Produce an exact transcription of the listing below, omitting the pictures.

- **Material**:
"""

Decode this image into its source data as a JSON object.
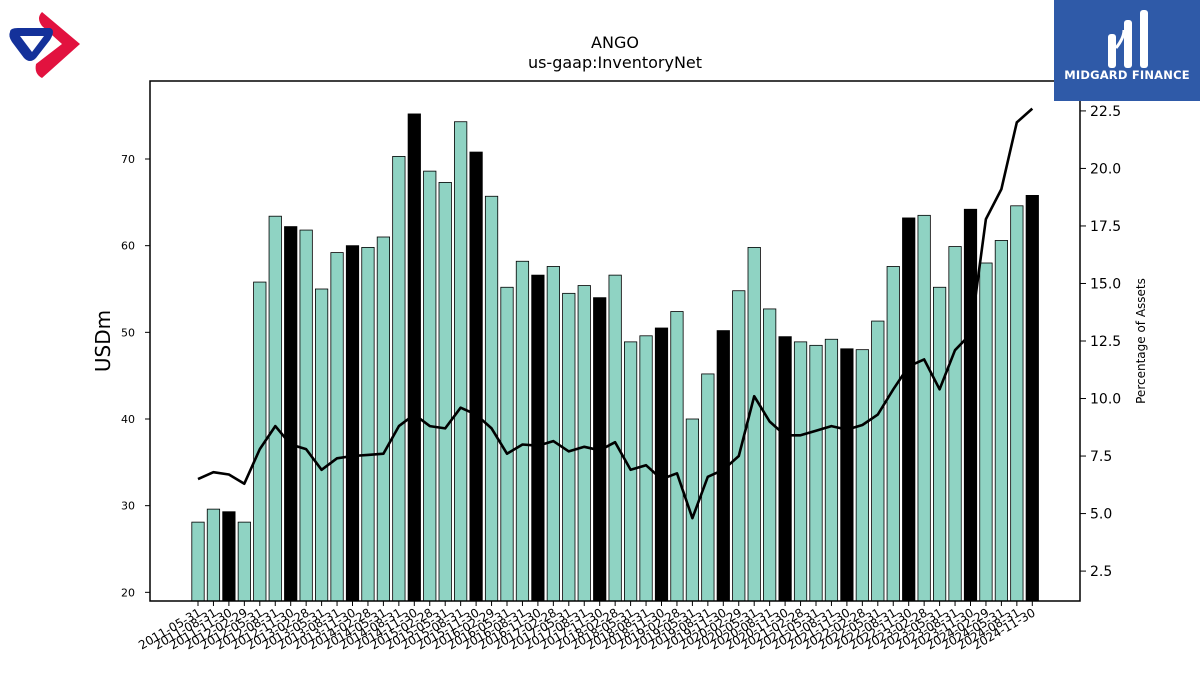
{
  "branding": {
    "left_logo_icon": "red-blue-ring-logo-icon",
    "right_logo_icon": "midgard-bars-logo-icon",
    "right_logo_text": "MIDGARD FINANCE",
    "right_logo_bg": "#2f5aa8"
  },
  "chart_data": {
    "type": "bar",
    "title": "ANGO",
    "subtitle": "us-gaap:InventoryNet",
    "ylabel": "USDm",
    "y2label": "Percentage of Assets",
    "ylim": [
      19,
      79
    ],
    "y2lim": [
      1.2,
      23.8
    ],
    "yticks": [
      20,
      30,
      40,
      50,
      60,
      70
    ],
    "y2ticks": [
      2.5,
      5.0,
      7.5,
      10.0,
      12.5,
      15.0,
      17.5,
      20.0,
      22.5
    ],
    "bar_color": "#8fd3c3",
    "highlight_color": "#000000",
    "line_color": "#000000",
    "categories": [
      "2011-05-31",
      "2011-08-31",
      "2011-11-30",
      "2012-02-29",
      "2012-05-31",
      "2012-08-31",
      "2012-11-30",
      "2013-02-28",
      "2013-05-31",
      "2013-08-31",
      "2013-11-30",
      "2014-02-28",
      "2014-05-31",
      "2014-08-31",
      "2014-11-30",
      "2015-02-28",
      "2015-05-31",
      "2015-08-31",
      "2015-11-30",
      "2016-02-29",
      "2016-05-31",
      "2016-08-31",
      "2016-11-30",
      "2017-02-28",
      "2017-05-31",
      "2017-08-31",
      "2017-11-30",
      "2018-02-28",
      "2018-05-31",
      "2018-08-31",
      "2018-11-30",
      "2019-02-28",
      "2019-05-31",
      "2019-08-31",
      "2019-11-30",
      "2020-02-29",
      "2020-05-31",
      "2020-08-31",
      "2020-11-30",
      "2021-02-28",
      "2021-05-31",
      "2021-08-31",
      "2021-11-30",
      "2022-02-28",
      "2022-05-31",
      "2022-08-31",
      "2022-11-30",
      "2023-02-28",
      "2023-05-31",
      "2023-08-31",
      "2023-11-30",
      "2024-02-29",
      "2024-05-31",
      "2024-08-31",
      "2024-11-30"
    ],
    "series": [
      {
        "values": [
          28.1,
          29.6,
          29.3,
          28.1,
          55.8,
          63.4,
          62.2,
          61.8,
          55.0,
          59.2,
          60.0,
          59.8,
          61.0,
          70.3,
          75.2,
          68.6,
          67.3,
          74.3,
          70.8,
          65.7,
          55.2,
          58.2,
          56.6,
          57.6,
          54.5,
          55.4,
          54.0,
          56.6,
          48.9,
          49.6,
          50.5,
          52.4,
          40.0,
          45.2,
          50.2,
          54.8,
          59.8,
          52.7,
          49.5,
          48.9,
          48.5,
          49.2,
          48.1,
          48.0,
          51.3,
          57.6,
          63.2,
          63.5,
          55.2,
          59.9,
          64.2,
          58.0,
          60.6,
          64.6,
          65.8
        ],
        "highlight": [
          false,
          false,
          true,
          false,
          false,
          false,
          true,
          false,
          false,
          false,
          true,
          false,
          false,
          false,
          true,
          false,
          false,
          false,
          true,
          false,
          false,
          false,
          true,
          false,
          false,
          false,
          true,
          false,
          false,
          false,
          true,
          false,
          false,
          false,
          true,
          false,
          false,
          false,
          true,
          false,
          false,
          false,
          true,
          false,
          false,
          false,
          true,
          false,
          false,
          false,
          true,
          false,
          false,
          false,
          true
        ]
      },
      {
        "axis": "right",
        "type": "line",
        "values": [
          6.5,
          6.8,
          6.7,
          6.3,
          7.8,
          8.8,
          8.0,
          7.8,
          6.9,
          7.4,
          7.5,
          7.55,
          7.6,
          8.8,
          9.3,
          8.8,
          8.7,
          9.6,
          9.3,
          8.7,
          7.6,
          8.0,
          7.95,
          8.15,
          7.7,
          7.9,
          7.75,
          8.1,
          6.9,
          7.1,
          6.5,
          6.75,
          4.8,
          6.6,
          6.9,
          7.5,
          10.1,
          9.0,
          8.4,
          8.4,
          8.6,
          8.8,
          8.65,
          8.85,
          9.3,
          10.4,
          11.4,
          11.7,
          10.4,
          12.1,
          12.8,
          17.8,
          19.1,
          22.0,
          22.6
        ]
      }
    ]
  }
}
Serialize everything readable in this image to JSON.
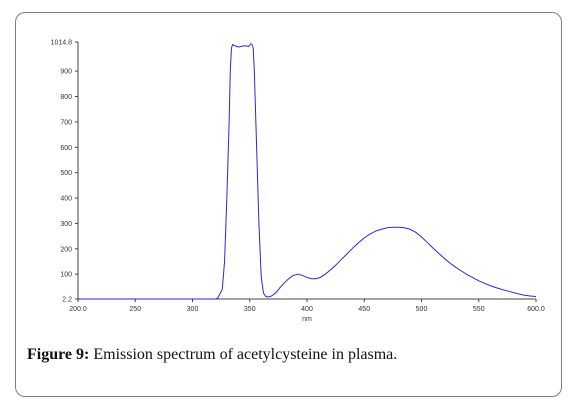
{
  "chart_data": {
    "type": "line",
    "title": "",
    "xlabel": "nm",
    "ylabel": "",
    "xlim": [
      200.0,
      600.0
    ],
    "ylim": [
      2.2,
      1014.8
    ],
    "x_ticks": [
      200,
      250,
      300,
      350,
      400,
      450,
      500,
      550,
      600
    ],
    "x_tick_labels": [
      "200.0",
      "250",
      "300",
      "350",
      "400",
      "450",
      "500",
      "550",
      "600.0"
    ],
    "y_ticks": [
      2.2,
      100,
      200,
      300,
      400,
      500,
      600,
      700,
      800,
      900,
      1014.8
    ],
    "y_tick_labels": [
      "2.2",
      "100",
      "200",
      "300",
      "400",
      "500",
      "600",
      "700",
      "800",
      "900",
      "1014.8"
    ],
    "grid": false,
    "line_color": "#2a2ad0",
    "series": [
      {
        "x": [
          200,
          320,
          322,
          326,
          328,
          330,
          332,
          333,
          334,
          335,
          337,
          340,
          343,
          346,
          349,
          351,
          352,
          353,
          354,
          356,
          358,
          360,
          362,
          364,
          366,
          368,
          370,
          373,
          376,
          380,
          384,
          388,
          392,
          396,
          400,
          404,
          408,
          412,
          416,
          420,
          425,
          430,
          435,
          440,
          445,
          450,
          455,
          460,
          465,
          470,
          475,
          480,
          485,
          490,
          495,
          500,
          505,
          510,
          515,
          520,
          525,
          530,
          535,
          540,
          545,
          550,
          555,
          560,
          565,
          570,
          575,
          580,
          585,
          590,
          595,
          600
        ],
        "y": [
          2.2,
          2.2,
          5,
          40,
          150,
          400,
          700,
          900,
          990,
          1005,
          1000,
          995,
          998,
          1000,
          997,
          1008,
          1005,
          990,
          900,
          600,
          300,
          90,
          25,
          12,
          10,
          12,
          17,
          28,
          45,
          65,
          82,
          95,
          100,
          95,
          87,
          82,
          82,
          88,
          100,
          115,
          135,
          158,
          180,
          203,
          224,
          243,
          258,
          270,
          277,
          283,
          285,
          285,
          283,
          277,
          265,
          247,
          225,
          203,
          182,
          162,
          143,
          127,
          112,
          98,
          86,
          74,
          64,
          55,
          47,
          40,
          34,
          28,
          22,
          17,
          14,
          12
        ]
      }
    ]
  },
  "caption": {
    "label": "Figure 9:",
    "text": " Emission spectrum of acetylcysteine in plasma."
  }
}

"""

- **Result of the exercise**:
Decode this image into its source data as a JSON object.
{
  "branding": {
    "left_logo_icon": "red-blue-ring-logo-icon",
    "right_logo_icon": "midgard-bars-logo-icon",
    "right_logo_text": "MIDGARD FINANCE",
    "right_logo_bg": "#2f5aa8"
  },
  "chart_data": {
    "type": "bar",
    "title": "ANGO",
    "subtitle": "us-gaap:InventoryNet",
    "ylabel": "USDm",
    "y2label": "Percentage of Assets",
    "ylim": [
      19,
      79
    ],
    "y2lim": [
      1.2,
      23.8
    ],
    "yticks": [
      20,
      30,
      40,
      50,
      60,
      70
    ],
    "y2ticks": [
      2.5,
      5.0,
      7.5,
      10.0,
      12.5,
      15.0,
      17.5,
      20.0,
      22.5
    ],
    "bar_color": "#8fd3c3",
    "highlight_color": "#000000",
    "line_color": "#000000",
    "categories": [
      "2011-05-31",
      "2011-08-31",
      "2011-11-30",
      "2012-02-29",
      "2012-05-31",
      "2012-08-31",
      "2012-11-30",
      "2013-02-28",
      "2013-05-31",
      "2013-08-31",
      "2013-11-30",
      "2014-02-28",
      "2014-05-31",
      "2014-08-31",
      "2014-11-30",
      "2015-02-28",
      "2015-05-31",
      "2015-08-31",
      "2015-11-30",
      "2016-02-29",
      "2016-05-31",
      "2016-08-31",
      "2016-11-30",
      "2017-02-28",
      "2017-05-31",
      "2017-08-31",
      "2017-11-30",
      "2018-02-28",
      "2018-05-31",
      "2018-08-31",
      "2018-11-30",
      "2019-02-28",
      "2019-05-31",
      "2019-08-31",
      "2019-11-30",
      "2020-02-29",
      "2020-05-31",
      "2020-08-31",
      "2020-11-30",
      "2021-02-28",
      "2021-05-31",
      "2021-08-31",
      "2021-11-30",
      "2022-02-28",
      "2022-05-31",
      "2022-08-31",
      "2022-11-30",
      "2023-02-28",
      "2023-05-31",
      "2023-08-31",
      "2023-11-30",
      "2024-02-29",
      "2024-05-31",
      "2024-08-31",
      "2024-11-30"
    ],
    "series": [
      {
        "values": [
          28.1,
          29.6,
          29.3,
          28.1,
          55.8,
          63.4,
          62.2,
          61.8,
          55.0,
          59.2,
          60.0,
          59.8,
          61.0,
          70.3,
          75.2,
          68.6,
          67.3,
          74.3,
          70.8,
          65.7,
          55.2,
          58.2,
          56.6,
          57.6,
          54.5,
          55.4,
          54.0,
          56.6,
          48.9,
          49.6,
          50.5,
          52.4,
          40.0,
          45.2,
          50.2,
          54.8,
          59.8,
          52.7,
          49.5,
          48.9,
          48.5,
          49.2,
          48.1,
          48.0,
          51.3,
          57.6,
          63.2,
          63.5,
          55.2,
          59.9,
          64.2,
          58.0,
          60.6,
          64.6,
          65.8
        ],
        "highlight": [
          false,
          false,
          true,
          false,
          false,
          false,
          true,
          false,
          false,
          false,
          true,
          false,
          false,
          false,
          true,
          false,
          false,
          false,
          true,
          false,
          false,
          false,
          true,
          false,
          false,
          false,
          true,
          false,
          false,
          false,
          true,
          false,
          false,
          false,
          true,
          false,
          false,
          false,
          true,
          false,
          false,
          false,
          true,
          false,
          false,
          false,
          true,
          false,
          false,
          false,
          true,
          false,
          false,
          false,
          true
        ]
      },
      {
        "axis": "right",
        "type": "line",
        "values": [
          6.5,
          6.8,
          6.7,
          6.3,
          7.8,
          8.8,
          8.0,
          7.8,
          6.9,
          7.4,
          7.5,
          7.55,
          7.6,
          8.8,
          9.3,
          8.8,
          8.7,
          9.6,
          9.3,
          8.7,
          7.6,
          8.0,
          7.95,
          8.15,
          7.7,
          7.9,
          7.75,
          8.1,
          6.9,
          7.1,
          6.5,
          6.75,
          4.8,
          6.6,
          6.9,
          7.5,
          10.1,
          9.0,
          8.4,
          8.4,
          8.6,
          8.8,
          8.65,
          8.85,
          9.3,
          10.4,
          11.4,
          11.7,
          10.4,
          12.1,
          12.8,
          17.8,
          19.1,
          22.0,
          22.6
        ]
      }
    ]
  }
}
Serialize everything readable in this image to JSON.
{
  "chart_data": {
    "type": "line",
    "title": "",
    "xlabel": "nm",
    "ylabel": "",
    "xlim": [
      200.0,
      600.0
    ],
    "ylim": [
      2.2,
      1014.8
    ],
    "x_ticks": [
      200,
      250,
      300,
      350,
      400,
      450,
      500,
      550,
      600
    ],
    "x_tick_labels": [
      "200.0",
      "250",
      "300",
      "350",
      "400",
      "450",
      "500",
      "550",
      "600.0"
    ],
    "y_ticks": [
      2.2,
      100,
      200,
      300,
      400,
      500,
      600,
      700,
      800,
      900,
      1014.8
    ],
    "y_tick_labels": [
      "2.2",
      "100",
      "200",
      "300",
      "400",
      "500",
      "600",
      "700",
      "800",
      "900",
      "1014.8"
    ],
    "grid": false,
    "line_color": "#2a2ad0",
    "series": [
      {
        "x": [
          200,
          320,
          322,
          326,
          328,
          330,
          332,
          333,
          334,
          335,
          337,
          340,
          343,
          346,
          349,
          351,
          352,
          353,
          354,
          356,
          358,
          360,
          362,
          364,
          366,
          368,
          370,
          373,
          376,
          380,
          384,
          388,
          392,
          396,
          400,
          404,
          408,
          412,
          416,
          420,
          425,
          430,
          435,
          440,
          445,
          450,
          455,
          460,
          465,
          470,
          475,
          480,
          485,
          490,
          495,
          500,
          505,
          510,
          515,
          520,
          525,
          530,
          535,
          540,
          545,
          550,
          555,
          560,
          565,
          570,
          575,
          580,
          585,
          590,
          595,
          600
        ],
        "y": [
          2.2,
          2.2,
          5,
          40,
          150,
          400,
          700,
          900,
          990,
          1005,
          1000,
          995,
          998,
          1000,
          997,
          1008,
          1005,
          990,
          900,
          600,
          300,
          90,
          25,
          12,
          10,
          12,
          17,
          28,
          45,
          65,
          82,
          95,
          100,
          95,
          87,
          82,
          82,
          88,
          100,
          115,
          135,
          158,
          180,
          203,
          224,
          243,
          258,
          270,
          277,
          283,
          285,
          285,
          283,
          277,
          265,
          247,
          225,
          203,
          182,
          162,
          143,
          127,
          112,
          98,
          86,
          74,
          64,
          55,
          47,
          40,
          34,
          28,
          22,
          17,
          14,
          12
        ]
      }
    ]
  },
  "caption": {
    "label": "Figure 9:",
    "text": " Emission spectrum of acetylcysteine in plasma."
  }
}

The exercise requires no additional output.